* **Task description**: Write out the full set of records exactly. Any pictures in them do not belong in the copy.

**********

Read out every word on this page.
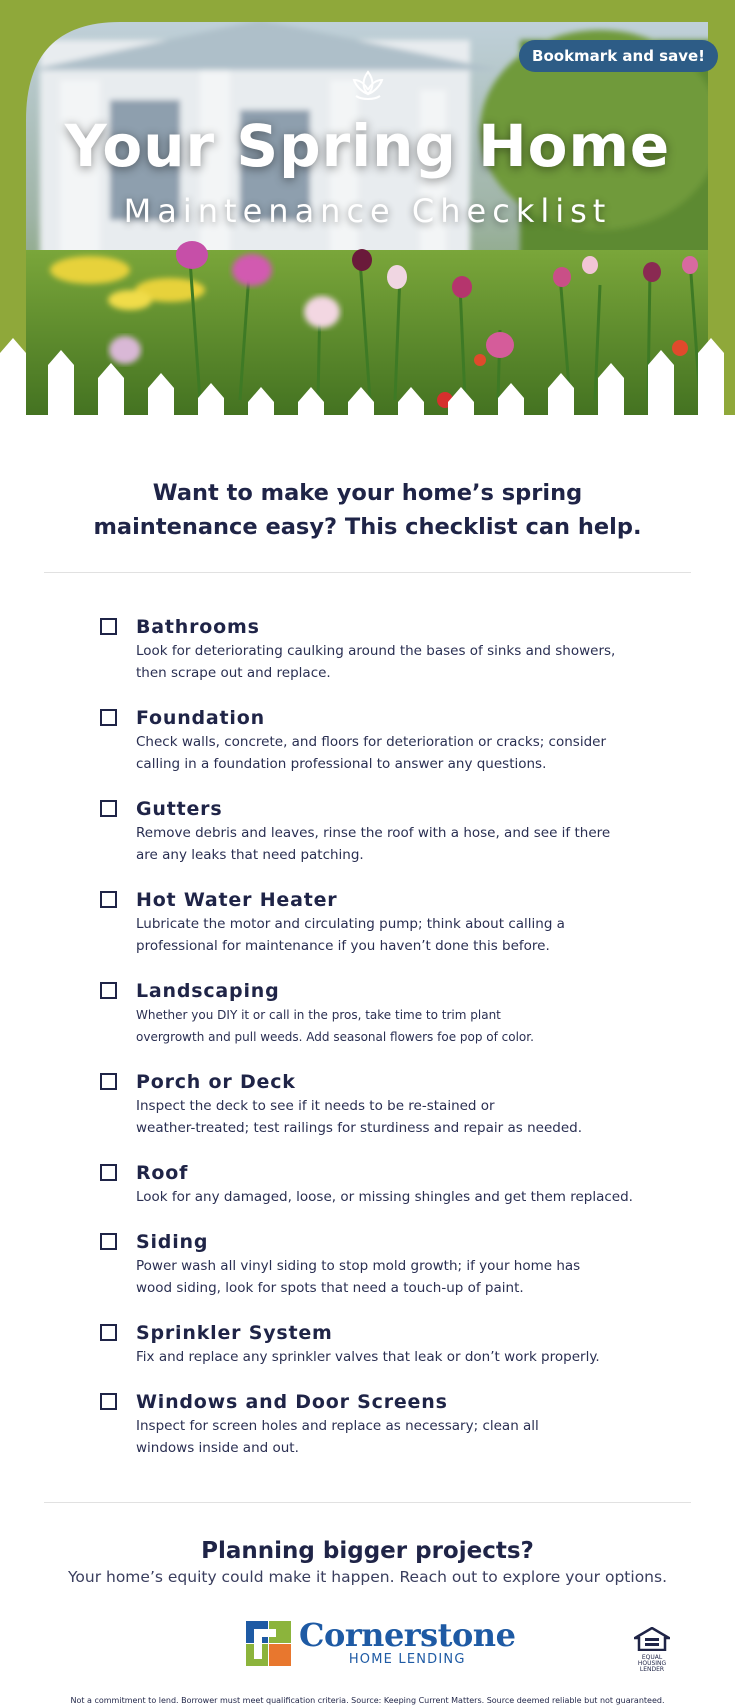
Bookmark and save!
Your Spring Home
Maintenance Checklist
Want to make your home’s spring
maintenance easy? This checklist can help.
Bathrooms
Look for deteriorating caulking around the bases of sinks and showers,
then scrape out and replace.
Foundation
Check walls, concrete, and floors for deterioration or cracks; consider
calling in a foundation professional to answer any questions.
Gutters
Remove debris and leaves, rinse the roof with a hose, and see if there
are any leaks that need patching.
Hot Water Heater
Lubricate the motor and circulating pump; think about calling a
professional for maintenance if you haven’t done this before.
Landscaping
Whether you DIY it or call in the pros, take time to trim plant
overgrowth and pull weeds. Add seasonal flowers foe pop of color.
Porch or Deck
Inspect the deck to see if it needs to be re-stained or
weather-treated; test railings for sturdiness and repair as needed.
Roof
Look for any damaged, loose, or missing shingles and get them replaced.
Siding
Power wash all vinyl siding to stop mold growth; if your home has
wood siding, look for spots that need a touch-up of paint.
Sprinkler System
Fix and replace any sprinkler valves that leak or don’t work properly.
Windows and Door Screens
Inspect for screen holes and replace as necessary; clean all
windows inside and out.
Planning bigger projects?
Your home’s equity could make it happen. Reach out to explore your options.
Cornerstone
HOME LENDING	EQUAL HOUSING
LENDER
Not a commitment to lend. Borrower must meet qualification criteria. Source: Keeping Current Matters. Source deemed reliable but not guaranteed.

**********

* **Exercise output**:
Read out every word on this page.
Bookmark and save!
Your Spring Home
Maintenance Checklist
Want to make your home’s spring
maintenance easy? This checklist can help.
Bathrooms
Look for deteriorating caulking around the bases of sinks and showers,
then scrape out and replace.
Foundation
Check walls, concrete, and floors for deterioration or cracks; consider
calling in a foundation professional to answer any questions.
Gutters
Remove debris and leaves, rinse the roof with a hose, and see if there
are any leaks that need patching.
Hot Water Heater
Lubricate the motor and circulating pump; think about calling a
professional for maintenance if you haven’t done this before.
Landscaping
Whether you DIY it or call in the pros, take time to trim plant
overgrowth and pull weeds. Add seasonal flowers foe pop of color.
Porch or Deck
Inspect the deck to see if it needs to be re-stained or
weather-treated; test railings for sturdiness and repair as needed.
Roof
Look for any damaged, loose, or missing shingles and get them replaced.
Siding
Power wash all vinyl siding to stop mold growth; if your home has
wood siding, look for spots that need a touch-up of paint.
Sprinkler System
Fix and replace any sprinkler valves that leak or don’t work properly.
Windows and Door Screens
Inspect for screen holes and replace as necessary; clean all
windows inside and out.
Planning bigger projects?
Your home’s equity could make it happen. Reach out to explore your options.
Cornerstone
HOME LENDING	EQUAL HOUSING
LENDER
Not a commitment to lend. Borrower must meet qualification criteria. Source: Keeping Current Matters. Source deemed reliable but not guaranteed.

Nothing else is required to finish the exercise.